[Items from a data source]
====

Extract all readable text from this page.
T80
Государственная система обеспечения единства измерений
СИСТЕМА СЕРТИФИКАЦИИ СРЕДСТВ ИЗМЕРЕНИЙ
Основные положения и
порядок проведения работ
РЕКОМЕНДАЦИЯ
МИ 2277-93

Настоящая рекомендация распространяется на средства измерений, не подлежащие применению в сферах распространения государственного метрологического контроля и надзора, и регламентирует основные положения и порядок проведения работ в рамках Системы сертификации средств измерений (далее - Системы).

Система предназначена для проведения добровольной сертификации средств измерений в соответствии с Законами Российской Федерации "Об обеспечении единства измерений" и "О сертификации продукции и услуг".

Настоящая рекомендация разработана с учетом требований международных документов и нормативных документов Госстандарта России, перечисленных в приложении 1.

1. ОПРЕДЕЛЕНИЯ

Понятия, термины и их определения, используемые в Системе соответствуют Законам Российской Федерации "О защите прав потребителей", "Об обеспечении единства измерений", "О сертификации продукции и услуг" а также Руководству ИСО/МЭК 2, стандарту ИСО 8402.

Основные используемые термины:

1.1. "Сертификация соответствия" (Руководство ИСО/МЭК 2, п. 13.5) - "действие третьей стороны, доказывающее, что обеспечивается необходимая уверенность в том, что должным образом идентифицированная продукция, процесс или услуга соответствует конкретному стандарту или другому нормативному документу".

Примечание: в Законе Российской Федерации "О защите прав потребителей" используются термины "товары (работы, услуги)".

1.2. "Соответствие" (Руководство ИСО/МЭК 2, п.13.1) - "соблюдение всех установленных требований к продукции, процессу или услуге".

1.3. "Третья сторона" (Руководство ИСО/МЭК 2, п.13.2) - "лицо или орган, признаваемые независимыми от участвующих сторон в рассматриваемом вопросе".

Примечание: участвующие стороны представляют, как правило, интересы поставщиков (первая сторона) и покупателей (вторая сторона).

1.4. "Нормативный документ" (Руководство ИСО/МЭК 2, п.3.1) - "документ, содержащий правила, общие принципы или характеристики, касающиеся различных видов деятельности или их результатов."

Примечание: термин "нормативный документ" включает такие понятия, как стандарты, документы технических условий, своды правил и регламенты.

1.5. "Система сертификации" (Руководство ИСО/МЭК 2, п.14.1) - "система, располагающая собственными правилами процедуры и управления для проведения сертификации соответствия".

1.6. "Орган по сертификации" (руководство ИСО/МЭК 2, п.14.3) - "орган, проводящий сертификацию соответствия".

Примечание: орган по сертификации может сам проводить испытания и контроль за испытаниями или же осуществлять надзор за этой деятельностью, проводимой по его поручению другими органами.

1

====

* Work to be completed: Extract the listing in its entirety and repeat it exactly.

* Full output:
Extract all readable text from this page.
T80
Государственная система обеспечения единства измерений
СИСТЕМА СЕРТИФИКАЦИИ СРЕДСТВ ИЗМЕРЕНИЙ
Основные положения и
порядок проведения работ
РЕКОМЕНДАЦИЯ
МИ 2277-93

Настоящая рекомендация распространяется на средства измерений, не подлежащие применению в сферах распространения государственного метрологического контроля и надзора, и регламентирует основные положения и порядок проведения работ в рамках Системы сертификации средств измерений (далее - Системы).

Система предназначена для проведения добровольной сертификации средств измерений в соответствии с Законами Российской Федерации "Об обеспечении единства измерений" и "О сертификации продукции и услуг".

Настоящая рекомендация разработана с учетом требований международных документов и нормативных документов Госстандарта России, перечисленных в приложении 1.

1. ОПРЕДЕЛЕНИЯ

Понятия, термины и их определения, используемые в Системе соответствуют Законам Российской Федерации "О защите прав потребителей", "Об обеспечении единства измерений", "О сертификации продукции и услуг" а также Руководству ИСО/МЭК 2, стандарту ИСО 8402.

Основные используемые термины:

1.1. "Сертификация соответствия" (Руководство ИСО/МЭК 2, п. 13.5) - "действие третьей стороны, доказывающее, что обеспечивается необходимая уверенность в том, что должным образом идентифицированная продукция, процесс или услуга соответствует конкретному стандарту или другому нормативному документу".

Примечание: в Законе Российской Федерации "О защите прав потребителей" используются термины "товары (работы, услуги)".

1.2. "Соответствие" (Руководство ИСО/МЭК 2, п.13.1) - "соблюдение всех установленных требований к продукции, процессу или услуге".

1.3. "Третья сторона" (Руководство ИСО/МЭК 2, п.13.2) - "лицо или орган, признаваемые независимыми от участвующих сторон в рассматриваемом вопросе".

Примечание: участвующие стороны представляют, как правило, интересы поставщиков (первая сторона) и покупателей (вторая сторона).

1.4. "Нормативный документ" (Руководство ИСО/МЭК 2, п.3.1) - "документ, содержащий правила, общие принципы или характеристики, касающиеся различных видов деятельности или их результатов."

Примечание: термин "нормативный документ" включает такие понятия, как стандарты, документы технических условий, своды правил и регламенты.

1.5. "Система сертификации" (Руководство ИСО/МЭК 2, п.14.1) - "система, располагающая собственными правилами процедуры и управления для проведения сертификации соответствия".

1.6. "Орган по сертификации" (руководство ИСО/МЭК 2, п.14.3) - "орган, проводящий сертификацию соответствия".

Примечание: орган по сертификации может сам проводить испытания и контроль за испытаниями или же осуществлять надзор за этой деятельностью, проводимой по его поручению другими органами.

1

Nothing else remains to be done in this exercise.